* [EXERCISE DIRECTIONS]:
Find the string "name" in the records. Copy every line it appears in.

* [PROVIDED DATA]:
--

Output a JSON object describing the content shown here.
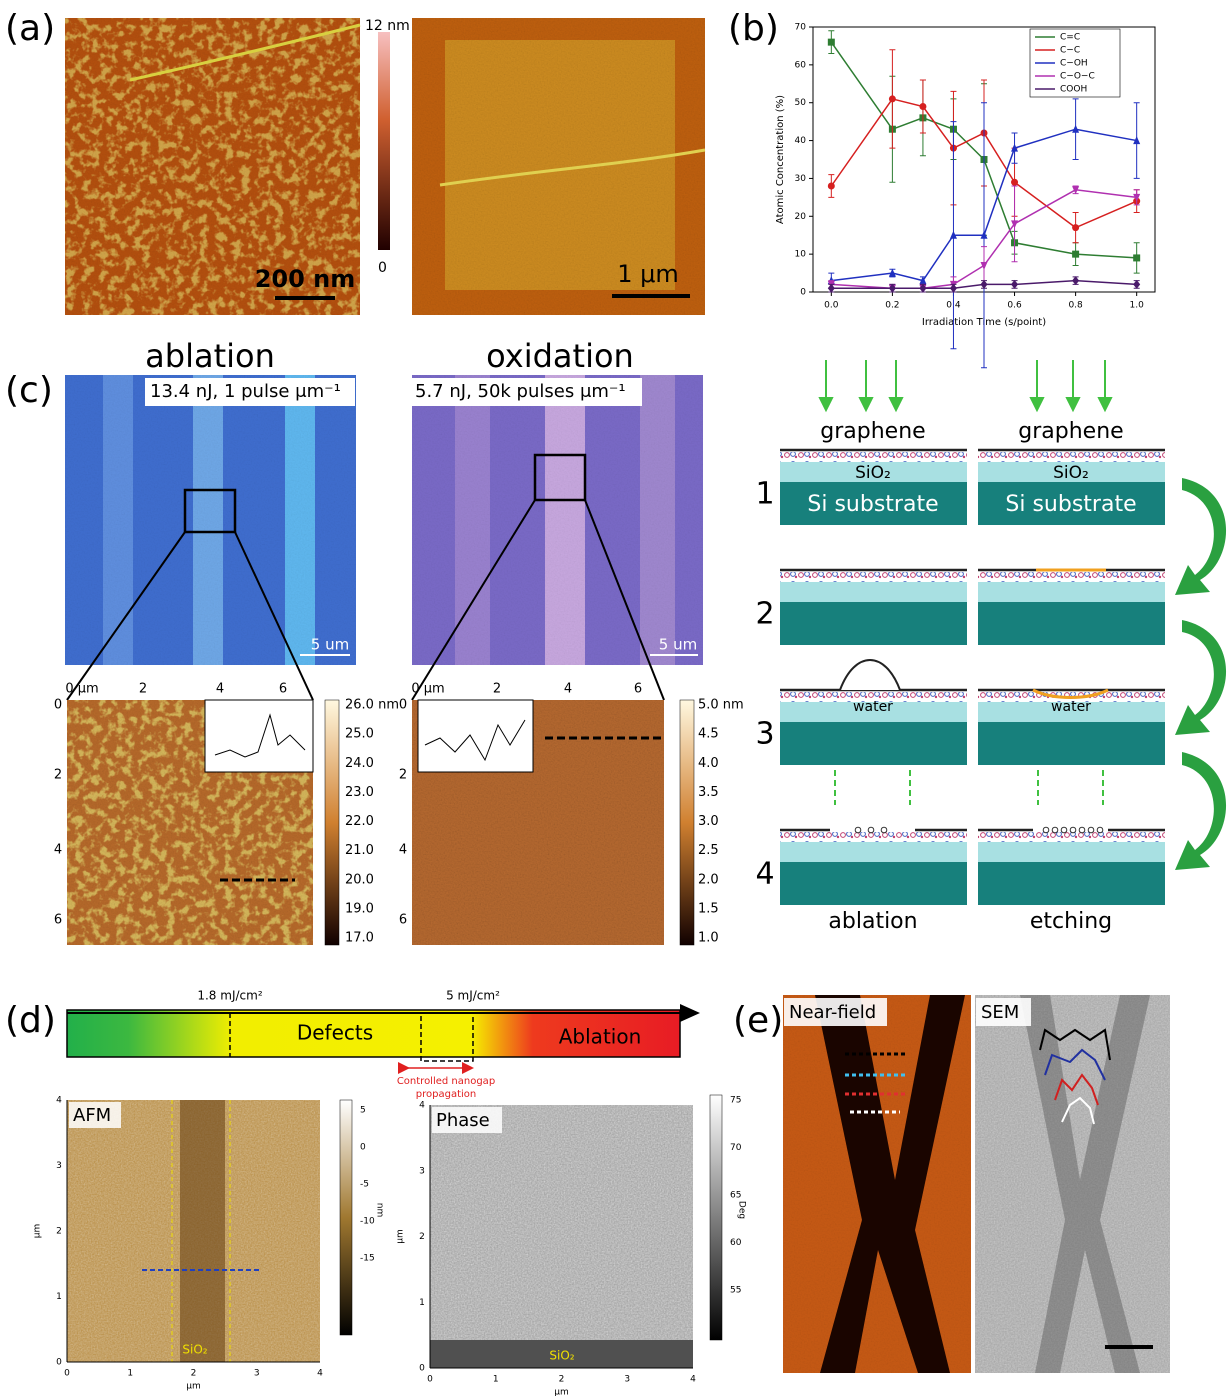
{
  "panel_a": {
    "label": "(a)",
    "colorbar_max": "12 nm",
    "colorbar_min": "0",
    "scale_bar_left": "200 nm",
    "scale_bar_right": "1 μm"
  },
  "panel_b": {
    "label": "(b)",
    "chart": {
      "type": "line",
      "ylabel": "Atomic Concentration (%)",
      "xlabel": "Irradiation Time (s/point)",
      "x": [
        0,
        0.2,
        0.3,
        0.4,
        0.5,
        0.6,
        0.8,
        1.0
      ],
      "xlim": [
        -0.06,
        1.06
      ],
      "xticks": [
        {
          "value": 0,
          "label": "0.0"
        },
        {
          "value": 0.2,
          "label": "0.2"
        },
        {
          "value": 0.4,
          "label": "0.4"
        },
        {
          "value": 0.6,
          "label": "0.6"
        },
        {
          "value": 0.8,
          "label": "0.8"
        },
        {
          "value": 1.0,
          "label": "1.0"
        }
      ],
      "ylim": [
        0,
        70
      ],
      "yticks": [
        0,
        10,
        20,
        30,
        40,
        50,
        60,
        70
      ],
      "series": [
        {
          "name": "C=C",
          "color": "#2e7d32",
          "marker": "square",
          "values": [
            66,
            43,
            46,
            43,
            35,
            13,
            10,
            9
          ],
          "errors": [
            3,
            14,
            10,
            8,
            20,
            3,
            3,
            4
          ]
        },
        {
          "name": "C−C",
          "color": "#d62020",
          "marker": "circle",
          "values": [
            28,
            51,
            49,
            38,
            42,
            29,
            17,
            24
          ],
          "errors": [
            3,
            13,
            7,
            15,
            14,
            9,
            4,
            3
          ]
        },
        {
          "name": "C−OH",
          "color": "#2030c0",
          "marker": "triangle",
          "values": [
            3,
            5,
            3,
            15,
            15,
            38,
            43,
            40
          ],
          "errors": [
            2,
            1,
            1,
            30,
            35,
            4,
            8,
            10
          ]
        },
        {
          "name": "C−O−C",
          "color": "#b030b0",
          "marker": "triangle-down",
          "values": [
            2,
            1,
            1,
            2,
            7,
            18,
            27,
            25
          ],
          "errors": [
            1,
            1,
            1,
            2,
            5,
            10,
            1,
            2
          ]
        },
        {
          "name": "COOH",
          "color": "#4a1a6a",
          "marker": "diamond",
          "values": [
            1,
            1,
            1,
            1,
            2,
            2,
            3,
            2
          ],
          "errors": [
            1,
            1,
            1,
            1,
            1,
            1,
            1,
            1
          ]
        }
      ]
    }
  },
  "panel_c": {
    "label": "(c)",
    "ablation": {
      "title": "ablation",
      "params": "13.4 nJ, 1 pulse μm⁻¹",
      "scale_bar": "5 um",
      "x_ticks": [
        "0 μm",
        "2",
        "4",
        "6"
      ],
      "y_ticks": [
        "0",
        "2",
        "4",
        "6"
      ],
      "colorbar": [
        "26.0 nm",
        "25.0",
        "24.0",
        "23.0",
        "22.0",
        "21.0",
        "20.0",
        "19.0",
        "17.0"
      ]
    },
    "oxidation": {
      "title": "oxidation",
      "params": "5.7 nJ, 50k pulses μm⁻¹",
      "scale_bar": "5 um",
      "x_ticks": [
        "0 μm",
        "2",
        "4",
        "6"
      ],
      "y_ticks": [
        "0",
        "2",
        "4",
        "6"
      ],
      "colorbar": [
        "5.0 nm",
        "4.5",
        "4.0",
        "3.5",
        "3.0",
        "2.5",
        "2.0",
        "1.5",
        "1.0"
      ]
    },
    "schematic": {
      "graphene": "graphene",
      "sio2": "SiO₂",
      "substrate": "Si substrate",
      "steps": [
        "1",
        "2",
        "3",
        "4"
      ],
      "water": "water",
      "bottom": [
        "ablation",
        "etching"
      ]
    }
  },
  "panel_d": {
    "label": "(d)",
    "fluence_low": "1.8 mJ/cm²",
    "fluence_high": "5 mJ/cm²",
    "defects": "Defects",
    "ablation": "Ablation",
    "nanogap": [
      "Controlled nanogap",
      "propagation"
    ],
    "afm": {
      "title": "AFM",
      "ticks": [
        "0",
        "1",
        "2",
        "3",
        "4"
      ],
      "unit": "μm",
      "sio2": "SiO₂",
      "colorbar": [
        "5",
        "0",
        "-5",
        "-10",
        "-15"
      ],
      "colorbar_unit": "nm"
    },
    "phase": {
      "title": "Phase",
      "ticks": [
        "0",
        "1",
        "2",
        "3",
        "4"
      ],
      "unit": "μm",
      "sio2": "SiO₂",
      "colorbar": [
        "75",
        "70",
        "65",
        "60",
        "55"
      ],
      "colorbar_unit": "Deg"
    }
  },
  "panel_e": {
    "label": "(e)",
    "near_field": "Near-field",
    "sem": "SEM"
  }
}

--

* [RESULT]:
          "name": "C=C",
          "name": "C−C",
          "name": "C−OH",
          "name": "C−O−C",
          "name": "COOH",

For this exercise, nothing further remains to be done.